# [Problem to work on]
Search the material for the word "contours" and report each line where it turns up.

___ Listed entries ___

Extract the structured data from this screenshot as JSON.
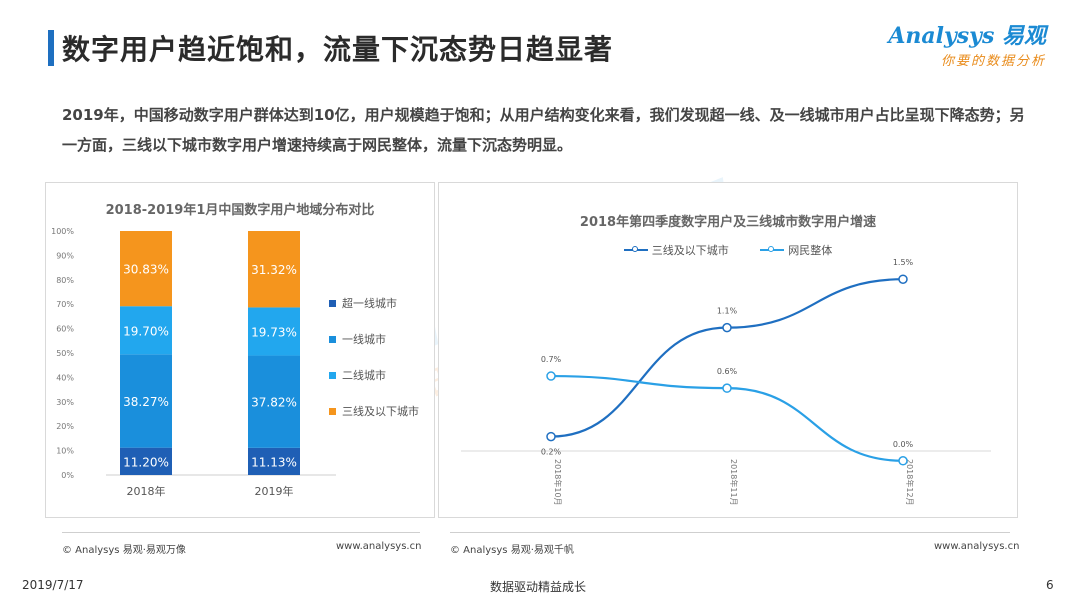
{
  "header": {
    "title": "数字用户趋近饱和，流量下沉态势日趋显著",
    "logo_main": "Analysys 易观",
    "logo_sub": "你要的数据分析"
  },
  "intro": "2019年，中国移动数字用户群体达到10亿，用户规模趋于饱和；从用户结构变化来看，我们发现超一线、及一线城市用户占比呈现下降态势；另一方面，三线以下城市数字用户增速持续高于网民整体，流量下沉态势明显。",
  "watermark": {
    "main": "Analysys 易观",
    "sub": "你要的数据分析"
  },
  "colors": {
    "c1": "#1f5fb5",
    "c2": "#1a8fdc",
    "c3": "#22a7ee",
    "c4": "#f5951d",
    "lineA": "#1f6fc1",
    "lineB": "#2aa0e6"
  },
  "chart_data": [
    {
      "type": "bar",
      "stacked": true,
      "title": "2018-2019年1月中国数字用户地域分布对比",
      "categories": [
        "2018年",
        "2019年"
      ],
      "ylim": [
        0,
        100
      ],
      "yticks": [
        "0%",
        "10%",
        "20%",
        "30%",
        "40%",
        "50%",
        "60%",
        "70%",
        "80%",
        "90%",
        "100%"
      ],
      "legend_position": "right",
      "series": [
        {
          "name": "超一线城市",
          "values": [
            11.2,
            11.13
          ],
          "labels": [
            "11.20%",
            "11.13%"
          ]
        },
        {
          "name": "一线城市",
          "values": [
            38.27,
            37.82
          ],
          "labels": [
            "38.27%",
            "37.82%"
          ]
        },
        {
          "name": "二线城市",
          "values": [
            19.7,
            19.73
          ],
          "labels": [
            "19.70%",
            "19.73%"
          ]
        },
        {
          "name": "三线及以下城市",
          "values": [
            30.83,
            31.32
          ],
          "labels": [
            "30.83%",
            "31.32%"
          ]
        }
      ]
    },
    {
      "type": "line",
      "title": "2018年第四季度数字用户及三线城市数字用户增速",
      "categories": [
        "2018年10月",
        "2018年11月",
        "2018年12月"
      ],
      "ylim": [
        -0.2,
        1.7
      ],
      "legend_position": "top",
      "series": [
        {
          "name": "三线及以下城市",
          "values": [
            0.2,
            1.1,
            1.5
          ],
          "labels": [
            "0.2%",
            "1.1%",
            "1.5%"
          ]
        },
        {
          "name": "网民整体",
          "values": [
            0.7,
            0.6,
            0.0
          ],
          "labels": [
            "0.7%",
            "0.6%",
            "0.0%"
          ]
        }
      ]
    }
  ],
  "footer": {
    "left_copyright": "© Analysys 易观·易观万像",
    "left_url": "www.analysys.cn",
    "right_copyright": "© Analysys 易观·易观千帆",
    "right_url": "www.analysys.cn",
    "date": "2019/7/17",
    "slogan": "数据驱动精益成长",
    "page_number": "6"
  }
}
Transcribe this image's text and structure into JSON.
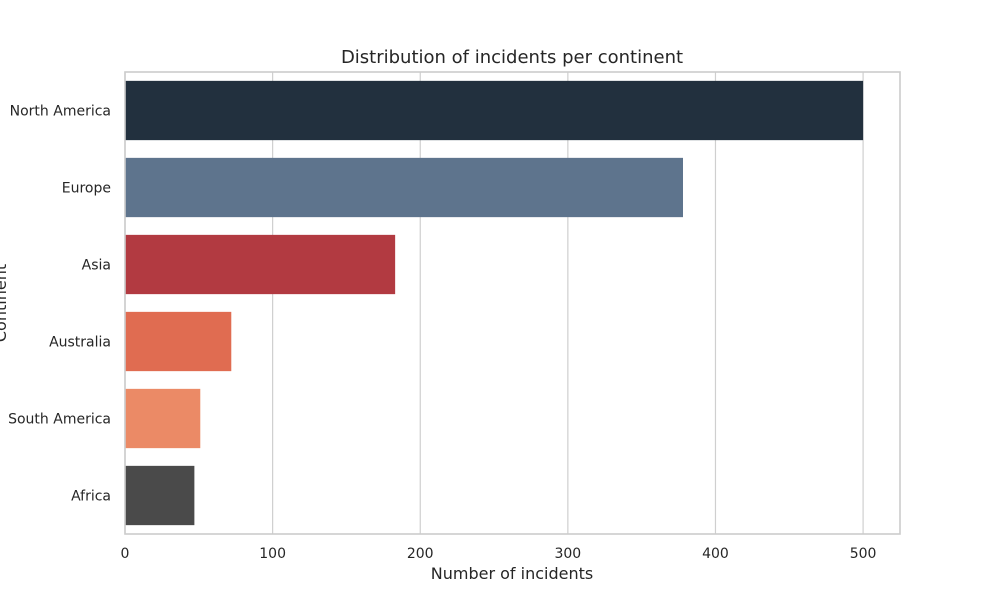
{
  "chart_data": {
    "type": "bar",
    "orientation": "horizontal",
    "title": "Distribution of incidents per continent",
    "xlabel": "Number of incidents",
    "ylabel": "Continent",
    "categories": [
      "North America",
      "Europe",
      "Asia",
      "Australia",
      "South America",
      "Africa"
    ],
    "values": [
      500,
      378,
      183,
      72,
      51,
      47
    ],
    "colors": [
      "#22303e",
      "#5e748d",
      "#b23a41",
      "#e06c51",
      "#eb8a66",
      "#4a4a4a"
    ],
    "xlim": [
      0,
      525
    ],
    "xticks": [
      0,
      100,
      200,
      300,
      400,
      500
    ],
    "grid": "vertical",
    "legend": "none"
  }
}
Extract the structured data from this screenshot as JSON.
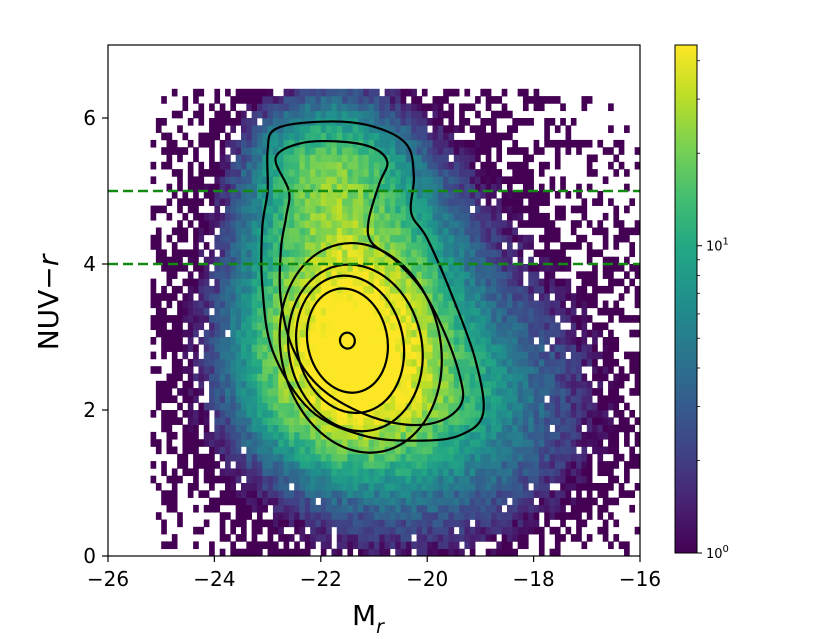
{
  "chart_data": {
    "type": "heatmap",
    "subtype": "2d-histogram-with-density-contours",
    "title": "",
    "xlabel": {
      "main": "M",
      "sub": "r"
    },
    "ylabel": {
      "main": "NUV−",
      "italic": "r"
    },
    "xlim": [
      -26,
      -16
    ],
    "ylim": [
      0,
      7
    ],
    "x_ticks": [
      -26,
      -24,
      -22,
      -20,
      -18,
      -16
    ],
    "x_tick_labels": [
      "−26",
      "−24",
      "−22",
      "−20",
      "−18",
      "−16"
    ],
    "y_ticks": [
      0,
      2,
      4,
      6
    ],
    "y_tick_labels": [
      "0",
      "2",
      "4",
      "6"
    ],
    "colormap": "viridis",
    "colorbar": {
      "scale": "log",
      "range": [
        1,
        45
      ],
      "tick_labels": [
        {
          "value": 1,
          "base": "10",
          "exp": "0"
        },
        {
          "value": 10,
          "base": "10",
          "exp": "1"
        }
      ]
    },
    "histogram": {
      "bin_width_x": 0.1,
      "bin_height_y": 0.1,
      "peak_count": 45,
      "peak_location": {
        "x": -21.5,
        "y": 2.95
      },
      "extent": {
        "x": [
          -25.2,
          -16.0
        ],
        "y": [
          0.0,
          6.4
        ]
      }
    },
    "contours": [
      {
        "level": 1,
        "center_x": -21.5,
        "center_y": 2.95,
        "rx": 0.14,
        "ry": 0.11
      },
      {
        "level": 2,
        "center_x": -21.5,
        "center_y": 2.95,
        "rx": 0.75,
        "ry": 0.72
      },
      {
        "level": 3,
        "center_x": -21.45,
        "center_y": 2.9,
        "rx": 1.0,
        "ry": 0.95
      },
      {
        "level": 4,
        "center_x": -21.35,
        "center_y": 2.85,
        "rx": 1.25,
        "ry": 1.15
      },
      {
        "level": 5,
        "center_x": -21.25,
        "center_y": 2.85,
        "rx": 1.5,
        "ry": 1.45
      },
      {
        "level": 6,
        "shape": "bimodal",
        "outline": [
          [
            -22.85,
            5.45
          ],
          [
            -22.4,
            5.65
          ],
          [
            -21.7,
            5.68
          ],
          [
            -21.05,
            5.6
          ],
          [
            -20.75,
            5.4
          ],
          [
            -20.9,
            5.1
          ],
          [
            -21.1,
            4.6
          ],
          [
            -21.05,
            4.3
          ],
          [
            -20.6,
            4.05
          ],
          [
            -20.1,
            3.65
          ],
          [
            -19.7,
            3.1
          ],
          [
            -19.4,
            2.5
          ],
          [
            -19.35,
            2.1
          ],
          [
            -19.75,
            1.85
          ],
          [
            -20.4,
            1.8
          ],
          [
            -21.2,
            1.95
          ],
          [
            -22.0,
            2.3
          ],
          [
            -22.5,
            2.8
          ],
          [
            -22.75,
            3.5
          ],
          [
            -22.75,
            4.2
          ],
          [
            -22.65,
            4.65
          ],
          [
            -22.6,
            5.0
          ],
          [
            -22.85,
            5.45
          ]
        ]
      },
      {
        "level": 7,
        "shape": "bimodal",
        "outline": [
          [
            -23.0,
            5.55
          ],
          [
            -22.85,
            5.85
          ],
          [
            -22.0,
            5.95
          ],
          [
            -21.1,
            5.9
          ],
          [
            -20.4,
            5.65
          ],
          [
            -20.25,
            5.2
          ],
          [
            -20.3,
            4.7
          ],
          [
            -20.0,
            4.35
          ],
          [
            -19.55,
            3.6
          ],
          [
            -19.1,
            2.7
          ],
          [
            -18.95,
            1.95
          ],
          [
            -19.4,
            1.65
          ],
          [
            -20.2,
            1.58
          ],
          [
            -21.2,
            1.65
          ],
          [
            -22.2,
            2.0
          ],
          [
            -22.9,
            2.8
          ],
          [
            -23.1,
            3.7
          ],
          [
            -23.1,
            4.5
          ],
          [
            -23.0,
            5.0
          ],
          [
            -23.0,
            5.55
          ]
        ]
      }
    ],
    "reference_lines": [
      {
        "orientation": "horizontal",
        "y": 5,
        "style": "dashed",
        "color": "#128a12"
      },
      {
        "orientation": "horizontal",
        "y": 4,
        "style": "dashed",
        "color": "#128a12"
      }
    ],
    "colors": {
      "contour": "#000000",
      "reference_line": "#128a12"
    }
  }
}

___

# [Answer to the exercise]
    "subtype": "2d-histogram-with-density-contours",
    "contours": [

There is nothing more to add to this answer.